- Document passage -
+--

The story brings us to a world of impossibilities. A world of green pigs, flying horses, and talking animals. A world that Alice can only recognize as a dream.  This realm is a wonderful and highly symbolic world filled with guiding analogies and metaphors.


Before Wonderland, Alice was walking down a path laid out before her. The dots were all connected by normative reinforcers of ‘this is how it is’ and ‘that is what you should do’.  People fashion gaudy apparel, gather at ostentatious estates, and follow the predetermined dance steps of the quadrille.  Alice challenges the conventional when she chooses not to wear her stockings and corset.  “Who’s to say what is proper? What if someone were to say that wearing a codfish on your head was proper?”  Alice’s extreme example gets at a very good point.  Are we behaving certain ways, buying certain things, thinking certain thoughts because that is what we should be doing or what we truly want to be doing.  The answer is probably yes. We are socially desirable creatures, modern day approval seekers who yearn for acceptance and admiration.  But to gain admiration we must have respect, and the only true means of being respected is to be true to yourself.


“From the moment I’ve fallen down that rabbit hole I’ve been told what I must do and who I must be. This is my dream. I make the path.”  Life is too short to live out expectations based on the notions set out by others.  This world will try and shape you into something you’re not, always.  It will lure you in with reward and exchange your creative self for a life you are supposed to want.


"Alice," said the White Queen, "you cannot live your life to please others. The choice must be yours because when you step out to face that creature, you will step out alone.” It would at first seem a selfish notion to say the universe revolves around you, but it really does. This is your subjective world. We live in a perceiver created reality.  This, in turn, means we are responsible for it.  If our actions do not come from the heart, then how are we to be guided by it when the motivation of our endeavors is contingent on someone else’s desires. It is our responsibility to choose the life we want to live because you and you alone are going to be the one living it.

+--

- Data -
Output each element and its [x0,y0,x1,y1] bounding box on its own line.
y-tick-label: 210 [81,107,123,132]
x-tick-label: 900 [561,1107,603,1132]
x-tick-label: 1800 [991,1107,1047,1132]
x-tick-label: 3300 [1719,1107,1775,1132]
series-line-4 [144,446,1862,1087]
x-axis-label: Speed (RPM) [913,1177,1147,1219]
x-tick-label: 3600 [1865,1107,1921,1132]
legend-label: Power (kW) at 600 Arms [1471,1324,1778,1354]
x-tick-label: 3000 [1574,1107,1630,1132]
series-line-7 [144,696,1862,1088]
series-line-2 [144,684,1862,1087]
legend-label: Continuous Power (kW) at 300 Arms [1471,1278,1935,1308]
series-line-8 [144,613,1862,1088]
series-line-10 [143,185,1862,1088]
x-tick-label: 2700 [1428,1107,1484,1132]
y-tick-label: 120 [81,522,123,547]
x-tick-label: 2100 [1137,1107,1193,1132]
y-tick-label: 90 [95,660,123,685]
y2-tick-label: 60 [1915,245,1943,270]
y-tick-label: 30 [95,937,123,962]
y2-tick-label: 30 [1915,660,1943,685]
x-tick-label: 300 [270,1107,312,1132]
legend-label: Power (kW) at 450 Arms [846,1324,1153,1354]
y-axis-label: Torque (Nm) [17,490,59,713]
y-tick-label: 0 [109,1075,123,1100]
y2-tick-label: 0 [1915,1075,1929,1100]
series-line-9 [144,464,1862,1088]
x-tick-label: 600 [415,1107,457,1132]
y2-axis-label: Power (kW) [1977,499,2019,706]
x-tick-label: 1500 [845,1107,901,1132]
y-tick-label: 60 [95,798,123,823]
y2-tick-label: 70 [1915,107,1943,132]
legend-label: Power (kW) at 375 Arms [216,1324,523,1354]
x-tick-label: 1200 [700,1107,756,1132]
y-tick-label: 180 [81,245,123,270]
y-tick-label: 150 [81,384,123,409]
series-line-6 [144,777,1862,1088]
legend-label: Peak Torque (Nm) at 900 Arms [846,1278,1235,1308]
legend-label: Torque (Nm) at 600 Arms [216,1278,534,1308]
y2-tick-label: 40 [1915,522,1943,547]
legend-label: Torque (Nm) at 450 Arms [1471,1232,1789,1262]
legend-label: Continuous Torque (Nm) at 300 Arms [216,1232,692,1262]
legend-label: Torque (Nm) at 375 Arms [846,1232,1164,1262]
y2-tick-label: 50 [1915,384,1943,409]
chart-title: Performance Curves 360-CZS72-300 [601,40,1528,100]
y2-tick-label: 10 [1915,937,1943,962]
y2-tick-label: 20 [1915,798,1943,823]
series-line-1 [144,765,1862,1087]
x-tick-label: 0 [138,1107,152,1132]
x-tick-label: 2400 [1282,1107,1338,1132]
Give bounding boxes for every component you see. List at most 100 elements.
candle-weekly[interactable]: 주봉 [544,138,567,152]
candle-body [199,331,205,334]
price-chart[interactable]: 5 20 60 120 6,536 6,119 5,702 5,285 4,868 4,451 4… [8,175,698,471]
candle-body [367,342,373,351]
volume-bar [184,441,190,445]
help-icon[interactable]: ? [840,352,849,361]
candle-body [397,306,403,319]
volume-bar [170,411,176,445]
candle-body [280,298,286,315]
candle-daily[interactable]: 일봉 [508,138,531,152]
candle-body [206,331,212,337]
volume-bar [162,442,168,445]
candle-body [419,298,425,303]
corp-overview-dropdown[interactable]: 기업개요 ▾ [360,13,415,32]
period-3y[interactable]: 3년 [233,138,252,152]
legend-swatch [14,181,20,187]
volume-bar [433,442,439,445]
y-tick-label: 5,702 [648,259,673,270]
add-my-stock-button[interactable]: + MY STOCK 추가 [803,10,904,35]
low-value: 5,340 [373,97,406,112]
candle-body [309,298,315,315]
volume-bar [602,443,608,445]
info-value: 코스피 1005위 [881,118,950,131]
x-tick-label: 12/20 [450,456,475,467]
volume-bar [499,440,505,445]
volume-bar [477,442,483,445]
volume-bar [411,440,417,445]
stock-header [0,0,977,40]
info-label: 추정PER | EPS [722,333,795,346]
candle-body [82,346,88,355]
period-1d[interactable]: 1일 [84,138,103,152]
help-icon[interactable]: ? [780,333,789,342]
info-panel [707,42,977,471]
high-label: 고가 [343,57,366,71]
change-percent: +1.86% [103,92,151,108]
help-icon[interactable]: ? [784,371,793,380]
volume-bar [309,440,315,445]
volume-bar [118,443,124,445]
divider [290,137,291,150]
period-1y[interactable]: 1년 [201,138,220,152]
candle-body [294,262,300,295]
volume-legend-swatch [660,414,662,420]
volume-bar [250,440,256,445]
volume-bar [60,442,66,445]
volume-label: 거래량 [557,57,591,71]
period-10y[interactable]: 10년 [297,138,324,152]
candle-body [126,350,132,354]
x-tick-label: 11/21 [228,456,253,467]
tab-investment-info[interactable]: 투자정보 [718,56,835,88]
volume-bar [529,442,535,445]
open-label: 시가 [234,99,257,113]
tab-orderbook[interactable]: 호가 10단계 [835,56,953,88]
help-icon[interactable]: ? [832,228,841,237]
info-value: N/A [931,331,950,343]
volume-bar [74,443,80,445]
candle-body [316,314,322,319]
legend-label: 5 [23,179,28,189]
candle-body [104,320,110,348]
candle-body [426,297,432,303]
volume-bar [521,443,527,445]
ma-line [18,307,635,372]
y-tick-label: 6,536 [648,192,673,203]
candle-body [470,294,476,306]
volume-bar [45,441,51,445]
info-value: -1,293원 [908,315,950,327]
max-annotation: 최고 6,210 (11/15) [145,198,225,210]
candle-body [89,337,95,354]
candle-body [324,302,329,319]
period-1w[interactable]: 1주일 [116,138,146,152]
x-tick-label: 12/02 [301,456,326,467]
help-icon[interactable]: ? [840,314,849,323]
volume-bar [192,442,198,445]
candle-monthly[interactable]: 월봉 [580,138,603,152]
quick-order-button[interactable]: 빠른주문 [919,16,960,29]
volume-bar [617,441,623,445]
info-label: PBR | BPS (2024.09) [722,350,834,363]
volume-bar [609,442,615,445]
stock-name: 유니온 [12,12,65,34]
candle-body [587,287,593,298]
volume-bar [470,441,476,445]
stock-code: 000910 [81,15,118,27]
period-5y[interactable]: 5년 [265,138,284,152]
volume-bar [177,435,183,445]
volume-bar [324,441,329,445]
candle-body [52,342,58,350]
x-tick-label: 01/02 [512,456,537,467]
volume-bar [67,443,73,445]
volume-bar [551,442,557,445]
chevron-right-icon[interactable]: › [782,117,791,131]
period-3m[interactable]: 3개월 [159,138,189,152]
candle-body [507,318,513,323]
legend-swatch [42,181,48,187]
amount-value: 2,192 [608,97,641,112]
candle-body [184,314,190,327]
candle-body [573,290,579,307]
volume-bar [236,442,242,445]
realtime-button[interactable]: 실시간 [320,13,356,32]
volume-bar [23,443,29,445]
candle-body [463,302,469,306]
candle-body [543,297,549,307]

+--

- The problem -
Return the passage from the essay on Alice in Wonderland between "The story brings" and "analogies and metaphors.", inclusive, copied word for word.

- Complete response -
The story brings us to a world of impossibilities. A world of green pigs, flying horses, and talking animals. A world that Alice can only recognize as a dream.  This realm is a wonderful and highly symbolic world filled with guiding analogies and metaphors.